• What you should do: Pick out the lines in the listing below that contain the word "Consecutive" and copy them.

#### Dataset records ####

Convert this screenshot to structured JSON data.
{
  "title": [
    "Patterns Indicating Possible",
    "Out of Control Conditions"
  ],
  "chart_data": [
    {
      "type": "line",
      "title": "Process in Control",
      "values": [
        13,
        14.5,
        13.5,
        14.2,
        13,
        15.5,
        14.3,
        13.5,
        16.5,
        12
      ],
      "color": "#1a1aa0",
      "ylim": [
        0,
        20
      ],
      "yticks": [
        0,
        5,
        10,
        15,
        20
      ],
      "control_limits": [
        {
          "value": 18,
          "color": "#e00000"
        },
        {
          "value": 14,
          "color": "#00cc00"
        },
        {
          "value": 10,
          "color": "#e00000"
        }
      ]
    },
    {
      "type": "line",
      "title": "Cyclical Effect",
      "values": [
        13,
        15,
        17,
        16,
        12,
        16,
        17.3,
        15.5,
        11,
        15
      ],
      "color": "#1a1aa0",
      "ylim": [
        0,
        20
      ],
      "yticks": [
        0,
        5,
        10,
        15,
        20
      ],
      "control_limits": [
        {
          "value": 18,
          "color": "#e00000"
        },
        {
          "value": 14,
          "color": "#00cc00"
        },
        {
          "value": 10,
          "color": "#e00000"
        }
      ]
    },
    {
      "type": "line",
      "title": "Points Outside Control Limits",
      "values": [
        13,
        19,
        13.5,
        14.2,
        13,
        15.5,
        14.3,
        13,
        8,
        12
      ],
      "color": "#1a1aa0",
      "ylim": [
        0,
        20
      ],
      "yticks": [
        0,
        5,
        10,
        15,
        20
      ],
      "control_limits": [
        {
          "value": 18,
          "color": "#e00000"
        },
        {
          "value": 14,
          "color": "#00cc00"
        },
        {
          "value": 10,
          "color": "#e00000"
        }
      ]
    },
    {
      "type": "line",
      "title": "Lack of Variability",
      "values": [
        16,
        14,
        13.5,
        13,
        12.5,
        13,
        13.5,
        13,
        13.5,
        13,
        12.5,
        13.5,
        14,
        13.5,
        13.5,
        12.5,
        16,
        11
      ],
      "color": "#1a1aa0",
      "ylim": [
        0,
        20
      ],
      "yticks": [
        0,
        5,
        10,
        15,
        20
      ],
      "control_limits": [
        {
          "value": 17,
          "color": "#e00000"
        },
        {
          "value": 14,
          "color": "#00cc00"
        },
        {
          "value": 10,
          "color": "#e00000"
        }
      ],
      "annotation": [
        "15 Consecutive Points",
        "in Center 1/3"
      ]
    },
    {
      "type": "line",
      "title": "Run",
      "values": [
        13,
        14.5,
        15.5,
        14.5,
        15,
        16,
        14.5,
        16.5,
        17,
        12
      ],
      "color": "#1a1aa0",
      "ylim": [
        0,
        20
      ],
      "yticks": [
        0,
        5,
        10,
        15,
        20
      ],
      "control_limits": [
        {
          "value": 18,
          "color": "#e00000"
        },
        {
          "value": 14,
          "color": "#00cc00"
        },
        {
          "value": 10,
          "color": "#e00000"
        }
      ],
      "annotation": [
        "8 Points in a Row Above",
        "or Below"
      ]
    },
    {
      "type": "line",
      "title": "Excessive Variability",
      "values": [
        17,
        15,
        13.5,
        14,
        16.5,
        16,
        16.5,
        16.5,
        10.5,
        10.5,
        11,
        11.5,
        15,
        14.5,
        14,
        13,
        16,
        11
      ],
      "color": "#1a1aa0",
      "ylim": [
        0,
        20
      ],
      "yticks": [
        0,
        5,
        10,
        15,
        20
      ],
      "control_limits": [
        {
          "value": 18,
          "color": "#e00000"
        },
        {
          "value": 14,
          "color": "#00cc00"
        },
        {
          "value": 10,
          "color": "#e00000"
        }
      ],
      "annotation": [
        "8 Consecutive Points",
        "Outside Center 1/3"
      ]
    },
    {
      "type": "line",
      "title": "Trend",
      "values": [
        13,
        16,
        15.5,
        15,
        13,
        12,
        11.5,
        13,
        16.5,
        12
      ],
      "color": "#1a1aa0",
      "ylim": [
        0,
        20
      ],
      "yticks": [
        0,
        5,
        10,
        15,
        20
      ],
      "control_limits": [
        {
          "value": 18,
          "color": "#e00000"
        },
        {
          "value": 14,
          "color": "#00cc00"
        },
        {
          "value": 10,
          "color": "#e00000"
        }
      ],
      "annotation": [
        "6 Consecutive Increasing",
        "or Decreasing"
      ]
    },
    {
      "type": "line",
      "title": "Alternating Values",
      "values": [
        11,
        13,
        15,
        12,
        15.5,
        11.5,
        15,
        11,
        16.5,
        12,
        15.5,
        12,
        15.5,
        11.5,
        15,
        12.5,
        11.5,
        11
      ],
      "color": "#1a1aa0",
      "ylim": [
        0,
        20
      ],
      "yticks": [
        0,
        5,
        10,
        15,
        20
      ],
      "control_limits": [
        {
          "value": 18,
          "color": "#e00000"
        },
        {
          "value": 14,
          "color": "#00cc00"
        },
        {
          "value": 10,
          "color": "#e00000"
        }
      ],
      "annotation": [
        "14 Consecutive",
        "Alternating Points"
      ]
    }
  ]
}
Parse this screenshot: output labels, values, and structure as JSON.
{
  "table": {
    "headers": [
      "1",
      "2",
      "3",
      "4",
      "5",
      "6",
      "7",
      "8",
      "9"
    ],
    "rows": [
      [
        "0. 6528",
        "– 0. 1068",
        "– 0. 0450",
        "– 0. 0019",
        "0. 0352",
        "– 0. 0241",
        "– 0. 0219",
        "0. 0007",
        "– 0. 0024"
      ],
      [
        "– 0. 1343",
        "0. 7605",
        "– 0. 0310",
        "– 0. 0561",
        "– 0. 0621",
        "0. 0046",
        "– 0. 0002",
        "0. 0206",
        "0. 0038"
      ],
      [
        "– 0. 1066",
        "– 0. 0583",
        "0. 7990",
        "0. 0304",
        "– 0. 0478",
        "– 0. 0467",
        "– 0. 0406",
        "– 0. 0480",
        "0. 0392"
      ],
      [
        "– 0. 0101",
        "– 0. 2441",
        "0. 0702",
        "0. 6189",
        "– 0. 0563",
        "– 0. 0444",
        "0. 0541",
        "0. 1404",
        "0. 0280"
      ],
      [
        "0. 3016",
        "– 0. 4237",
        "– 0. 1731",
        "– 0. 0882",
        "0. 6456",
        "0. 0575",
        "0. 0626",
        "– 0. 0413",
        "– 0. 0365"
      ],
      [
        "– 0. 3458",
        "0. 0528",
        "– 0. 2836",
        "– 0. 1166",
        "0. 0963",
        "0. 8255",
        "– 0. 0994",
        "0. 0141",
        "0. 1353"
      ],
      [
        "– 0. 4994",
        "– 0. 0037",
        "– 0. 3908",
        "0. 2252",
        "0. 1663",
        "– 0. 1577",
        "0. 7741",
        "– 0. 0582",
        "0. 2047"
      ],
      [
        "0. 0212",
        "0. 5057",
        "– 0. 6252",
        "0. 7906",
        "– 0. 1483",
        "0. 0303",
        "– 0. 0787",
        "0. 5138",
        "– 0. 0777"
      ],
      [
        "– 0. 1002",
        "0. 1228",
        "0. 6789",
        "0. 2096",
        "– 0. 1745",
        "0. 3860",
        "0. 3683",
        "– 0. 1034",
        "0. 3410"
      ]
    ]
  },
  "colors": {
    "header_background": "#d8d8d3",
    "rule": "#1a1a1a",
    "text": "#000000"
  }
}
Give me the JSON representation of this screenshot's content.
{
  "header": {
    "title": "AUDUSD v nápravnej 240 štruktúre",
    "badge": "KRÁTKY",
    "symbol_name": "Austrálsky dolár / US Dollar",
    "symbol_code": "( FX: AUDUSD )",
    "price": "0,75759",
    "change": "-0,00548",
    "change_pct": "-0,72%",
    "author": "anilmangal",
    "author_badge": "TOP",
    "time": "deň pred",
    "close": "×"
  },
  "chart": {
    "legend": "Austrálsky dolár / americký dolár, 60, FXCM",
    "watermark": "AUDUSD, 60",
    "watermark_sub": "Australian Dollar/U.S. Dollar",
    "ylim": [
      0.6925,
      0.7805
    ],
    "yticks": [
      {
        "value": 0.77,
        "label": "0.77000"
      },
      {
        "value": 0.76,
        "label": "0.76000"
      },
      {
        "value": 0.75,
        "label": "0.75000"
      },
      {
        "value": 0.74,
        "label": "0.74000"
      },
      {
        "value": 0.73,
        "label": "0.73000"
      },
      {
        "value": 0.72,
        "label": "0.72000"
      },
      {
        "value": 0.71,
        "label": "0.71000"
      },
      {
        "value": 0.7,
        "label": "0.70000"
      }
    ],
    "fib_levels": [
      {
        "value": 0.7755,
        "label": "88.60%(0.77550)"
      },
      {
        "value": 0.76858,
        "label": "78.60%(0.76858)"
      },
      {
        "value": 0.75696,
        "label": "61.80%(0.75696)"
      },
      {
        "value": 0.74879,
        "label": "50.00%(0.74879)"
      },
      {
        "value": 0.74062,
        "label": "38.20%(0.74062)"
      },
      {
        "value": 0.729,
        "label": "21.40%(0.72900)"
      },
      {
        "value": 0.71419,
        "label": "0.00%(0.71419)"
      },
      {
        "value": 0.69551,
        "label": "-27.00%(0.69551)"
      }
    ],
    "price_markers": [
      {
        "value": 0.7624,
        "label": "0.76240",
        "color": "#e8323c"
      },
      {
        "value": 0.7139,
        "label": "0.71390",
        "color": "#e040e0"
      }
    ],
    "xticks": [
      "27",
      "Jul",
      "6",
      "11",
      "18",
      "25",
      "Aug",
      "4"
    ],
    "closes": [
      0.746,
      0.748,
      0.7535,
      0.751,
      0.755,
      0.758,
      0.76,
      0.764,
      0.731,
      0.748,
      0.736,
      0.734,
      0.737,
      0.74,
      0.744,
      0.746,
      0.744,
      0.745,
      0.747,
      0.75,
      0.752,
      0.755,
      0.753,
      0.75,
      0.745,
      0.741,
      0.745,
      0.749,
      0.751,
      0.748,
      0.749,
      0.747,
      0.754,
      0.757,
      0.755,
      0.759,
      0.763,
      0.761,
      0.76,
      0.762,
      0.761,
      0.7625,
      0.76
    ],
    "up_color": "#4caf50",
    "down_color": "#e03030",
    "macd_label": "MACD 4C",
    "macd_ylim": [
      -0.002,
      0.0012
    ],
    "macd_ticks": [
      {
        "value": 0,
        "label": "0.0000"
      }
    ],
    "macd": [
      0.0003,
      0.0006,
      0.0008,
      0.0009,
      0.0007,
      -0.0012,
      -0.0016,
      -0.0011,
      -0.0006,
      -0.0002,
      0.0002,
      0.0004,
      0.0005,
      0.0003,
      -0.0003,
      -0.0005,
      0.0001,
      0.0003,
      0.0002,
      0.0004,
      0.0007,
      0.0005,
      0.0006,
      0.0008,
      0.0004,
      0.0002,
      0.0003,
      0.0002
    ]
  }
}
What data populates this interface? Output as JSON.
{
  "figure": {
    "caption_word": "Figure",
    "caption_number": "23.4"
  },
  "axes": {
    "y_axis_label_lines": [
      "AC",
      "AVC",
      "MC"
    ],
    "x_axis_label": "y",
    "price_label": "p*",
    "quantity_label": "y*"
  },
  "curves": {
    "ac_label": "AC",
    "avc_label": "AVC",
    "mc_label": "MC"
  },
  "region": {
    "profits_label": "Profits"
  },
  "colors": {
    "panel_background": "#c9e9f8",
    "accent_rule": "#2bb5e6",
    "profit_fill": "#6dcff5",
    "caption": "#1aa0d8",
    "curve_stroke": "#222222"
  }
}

####

• Full answer:
        "15 Consecutive Points",
        "8 Consecutive Points",
        "6 Consecutive Increasing",
        "14 Consecutive",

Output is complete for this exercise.